= Ejercicio breve =
Reproduce todos los registros que siguen línea por línea, sin alterar ningún carácter.

--- Datos de trabajo ---

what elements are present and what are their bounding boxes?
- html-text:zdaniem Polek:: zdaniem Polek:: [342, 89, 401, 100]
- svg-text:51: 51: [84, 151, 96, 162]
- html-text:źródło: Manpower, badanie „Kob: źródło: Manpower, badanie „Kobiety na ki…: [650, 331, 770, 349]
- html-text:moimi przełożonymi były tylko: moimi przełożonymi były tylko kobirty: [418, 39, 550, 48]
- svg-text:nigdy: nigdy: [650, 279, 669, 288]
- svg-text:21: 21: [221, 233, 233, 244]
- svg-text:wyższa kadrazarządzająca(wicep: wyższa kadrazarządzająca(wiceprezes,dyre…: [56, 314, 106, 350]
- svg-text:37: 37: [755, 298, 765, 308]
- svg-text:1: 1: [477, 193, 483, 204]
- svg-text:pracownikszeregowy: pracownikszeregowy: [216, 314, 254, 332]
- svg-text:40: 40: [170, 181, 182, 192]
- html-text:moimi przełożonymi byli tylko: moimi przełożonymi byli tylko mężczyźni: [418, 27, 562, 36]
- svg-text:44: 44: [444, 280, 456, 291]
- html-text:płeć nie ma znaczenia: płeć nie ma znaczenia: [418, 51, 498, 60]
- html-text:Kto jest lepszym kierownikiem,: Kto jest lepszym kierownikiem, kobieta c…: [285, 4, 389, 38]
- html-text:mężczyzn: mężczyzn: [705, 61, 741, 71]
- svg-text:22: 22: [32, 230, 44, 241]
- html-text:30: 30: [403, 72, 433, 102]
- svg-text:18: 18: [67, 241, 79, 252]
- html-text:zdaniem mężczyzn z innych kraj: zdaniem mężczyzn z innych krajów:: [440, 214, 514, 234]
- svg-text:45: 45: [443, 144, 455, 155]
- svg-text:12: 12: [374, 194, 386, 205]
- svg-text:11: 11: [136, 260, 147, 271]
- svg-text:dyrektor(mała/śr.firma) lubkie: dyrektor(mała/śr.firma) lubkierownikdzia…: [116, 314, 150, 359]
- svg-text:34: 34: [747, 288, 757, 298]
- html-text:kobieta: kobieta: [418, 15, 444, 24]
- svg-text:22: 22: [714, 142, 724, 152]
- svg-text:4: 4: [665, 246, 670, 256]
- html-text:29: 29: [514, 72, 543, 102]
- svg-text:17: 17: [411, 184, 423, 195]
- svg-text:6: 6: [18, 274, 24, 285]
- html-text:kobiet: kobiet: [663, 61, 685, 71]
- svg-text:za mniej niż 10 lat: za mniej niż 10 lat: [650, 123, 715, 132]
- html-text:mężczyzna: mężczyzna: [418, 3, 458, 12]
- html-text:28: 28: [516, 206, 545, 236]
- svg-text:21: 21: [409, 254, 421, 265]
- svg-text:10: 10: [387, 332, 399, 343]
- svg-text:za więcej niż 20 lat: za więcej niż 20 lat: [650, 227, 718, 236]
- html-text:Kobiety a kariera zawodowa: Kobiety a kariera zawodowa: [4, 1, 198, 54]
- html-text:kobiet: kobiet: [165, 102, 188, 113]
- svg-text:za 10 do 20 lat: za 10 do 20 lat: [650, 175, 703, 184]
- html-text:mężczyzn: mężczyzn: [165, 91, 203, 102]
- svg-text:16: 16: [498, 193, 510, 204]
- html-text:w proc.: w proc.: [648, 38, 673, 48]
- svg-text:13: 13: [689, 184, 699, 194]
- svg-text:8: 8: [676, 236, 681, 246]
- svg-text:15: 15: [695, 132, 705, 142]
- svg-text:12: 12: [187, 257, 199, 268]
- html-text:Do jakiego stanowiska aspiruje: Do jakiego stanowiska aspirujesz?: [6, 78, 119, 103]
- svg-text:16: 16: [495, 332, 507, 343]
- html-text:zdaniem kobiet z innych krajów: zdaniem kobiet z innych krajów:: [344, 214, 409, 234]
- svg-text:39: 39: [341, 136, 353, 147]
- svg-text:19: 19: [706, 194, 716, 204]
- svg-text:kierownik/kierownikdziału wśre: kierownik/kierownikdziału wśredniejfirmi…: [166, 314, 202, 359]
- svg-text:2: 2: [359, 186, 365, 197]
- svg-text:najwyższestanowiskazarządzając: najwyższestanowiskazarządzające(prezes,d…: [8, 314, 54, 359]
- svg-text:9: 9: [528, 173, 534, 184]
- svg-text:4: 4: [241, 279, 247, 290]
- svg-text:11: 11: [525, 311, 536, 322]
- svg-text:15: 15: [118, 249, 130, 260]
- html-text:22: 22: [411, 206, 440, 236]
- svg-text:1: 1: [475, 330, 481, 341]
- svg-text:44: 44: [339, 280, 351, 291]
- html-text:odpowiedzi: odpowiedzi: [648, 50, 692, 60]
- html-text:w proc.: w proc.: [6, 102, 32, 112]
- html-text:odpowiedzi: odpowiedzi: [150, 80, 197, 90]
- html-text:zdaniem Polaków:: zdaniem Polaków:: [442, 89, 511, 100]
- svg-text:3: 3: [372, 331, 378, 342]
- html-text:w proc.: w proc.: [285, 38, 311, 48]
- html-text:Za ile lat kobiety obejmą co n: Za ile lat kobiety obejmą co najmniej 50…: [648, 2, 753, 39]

---

= Resultado del ejercicio =
what elements are present and what are their bounding boxes?
- html-text:zdaniem Polek:: zdaniem Polek:: [342, 89, 401, 100]
- svg-text:51: 51: [84, 151, 96, 162]
- html-text:źródło: Manpower, badanie „Kob: źródło: Manpower, badanie „Kobiety na ki…: [650, 331, 770, 349]
- html-text:moimi przełożonymi były tylko: moimi przełożonymi były tylko kobirty: [418, 39, 550, 48]
- svg-text:nigdy: nigdy: [650, 279, 669, 288]
- svg-text:21: 21: [221, 233, 233, 244]
- svg-text:wyższa kadrazarządzająca(wicep: wyższa kadrazarządzająca(wiceprezes,dyre…: [56, 314, 106, 350]
- svg-text:37: 37: [755, 298, 765, 308]
- svg-text:1: 1: [477, 193, 483, 204]
- svg-text:pracownikszeregowy: pracownikszeregowy: [216, 314, 254, 332]
- svg-text:40: 40: [170, 181, 182, 192]
- html-text:moimi przełożonymi byli tylko: moimi przełożonymi byli tylko mężczyźni: [418, 27, 562, 36]
- svg-text:44: 44: [444, 280, 456, 291]
- html-text:płeć nie ma znaczenia: płeć nie ma znaczenia: [418, 51, 498, 60]
- html-text:Kto jest lepszym kierownikiem,: Kto jest lepszym kierownikiem, kobieta c…: [285, 4, 389, 38]
- html-text:mężczyzn: mężczyzn: [705, 61, 741, 71]
- svg-text:22: 22: [32, 230, 44, 241]
- html-text:30: 30: [403, 72, 433, 102]
- svg-text:18: 18: [67, 241, 79, 252]
- html-text:zdaniem mężczyzn z innych kraj: zdaniem mężczyzn z innych krajów:: [440, 214, 514, 234]
- svg-text:45: 45: [443, 144, 455, 155]
- svg-text:12: 12: [374, 194, 386, 205]
- svg-text:11: 11: [136, 260, 147, 271]
- svg-text:dyrektor(mała/śr.firma) lubkie: dyrektor(mała/śr.firma) lubkierownikdzia…: [116, 314, 150, 359]
- svg-text:34: 34: [747, 288, 757, 298]
- html-text:kobieta: kobieta: [418, 15, 444, 24]
- svg-text:22: 22: [714, 142, 724, 152]
- svg-text:4: 4: [665, 246, 670, 256]
- html-text:29: 29: [514, 72, 543, 102]
- svg-text:17: 17: [411, 184, 423, 195]
- svg-text:6: 6: [18, 274, 24, 285]
- html-text:kobiet: kobiet: [663, 61, 685, 71]
- svg-text:za mniej niż 10 lat: za mniej niż 10 lat: [650, 123, 715, 132]
- html-text:mężczyzna: mężczyzna: [418, 3, 458, 12]
- html-text:28: 28: [516, 206, 545, 236]
- svg-text:21: 21: [409, 254, 421, 265]
- svg-text:10: 10: [387, 332, 399, 343]
- svg-text:za więcej niż 20 lat: za więcej niż 20 lat: [650, 227, 718, 236]
- html-text:Kobiety a kariera zawodowa: Kobiety a kariera zawodowa: [4, 1, 198, 54]
- html-text:kobiet: kobiet: [165, 102, 188, 113]
- svg-text:za 10 do 20 lat: za 10 do 20 lat: [650, 175, 703, 184]
- html-text:mężczyzn: mężczyzn: [165, 91, 203, 102]
- svg-text:16: 16: [498, 193, 510, 204]
- html-text:w proc.: w proc.: [648, 38, 673, 48]
- svg-text:13: 13: [689, 184, 699, 194]
- svg-text:8: 8: [676, 236, 681, 246]
- svg-text:15: 15: [695, 132, 705, 142]
- svg-text:12: 12: [187, 257, 199, 268]
- html-text:Do jakiego stanowiska aspiruje: Do jakiego stanowiska aspirujesz?: [6, 78, 119, 103]
- svg-text:16: 16: [495, 332, 507, 343]
- html-text:zdaniem kobiet z innych krajów: zdaniem kobiet z innych krajów:: [344, 214, 409, 234]
- svg-text:39: 39: [341, 136, 353, 147]
- svg-text:19: 19: [706, 194, 716, 204]
- svg-text:kierownik/kierownikdziału wśre: kierownik/kierownikdziału wśredniejfirmi…: [166, 314, 202, 359]
- svg-text:2: 2: [359, 186, 365, 197]
- svg-text:najwyższestanowiskazarządzając: najwyższestanowiskazarządzające(prezes,d…: [8, 314, 54, 359]
- svg-text:9: 9: [528, 173, 534, 184]
- svg-text:4: 4: [241, 279, 247, 290]
- svg-text:11: 11: [525, 311, 536, 322]
- svg-text:15: 15: [118, 249, 130, 260]
- html-text:22: 22: [411, 206, 440, 236]
- svg-text:1: 1: [475, 330, 481, 341]
- svg-text:44: 44: [339, 280, 351, 291]
- html-text:odpowiedzi: odpowiedzi: [648, 50, 692, 60]
- html-text:w proc.: w proc.: [6, 102, 32, 112]
- html-text:odpowiedzi: odpowiedzi: [150, 80, 197, 90]
- html-text:zdaniem Polaków:: zdaniem Polaków:: [442, 89, 511, 100]
- svg-text:3: 3: [372, 331, 378, 342]
- html-text:w proc.: w proc.: [285, 38, 311, 48]
- html-text:Za ile lat kobiety obejmą co n: Za ile lat kobiety obejmą co najmniej 50…: [648, 2, 753, 39]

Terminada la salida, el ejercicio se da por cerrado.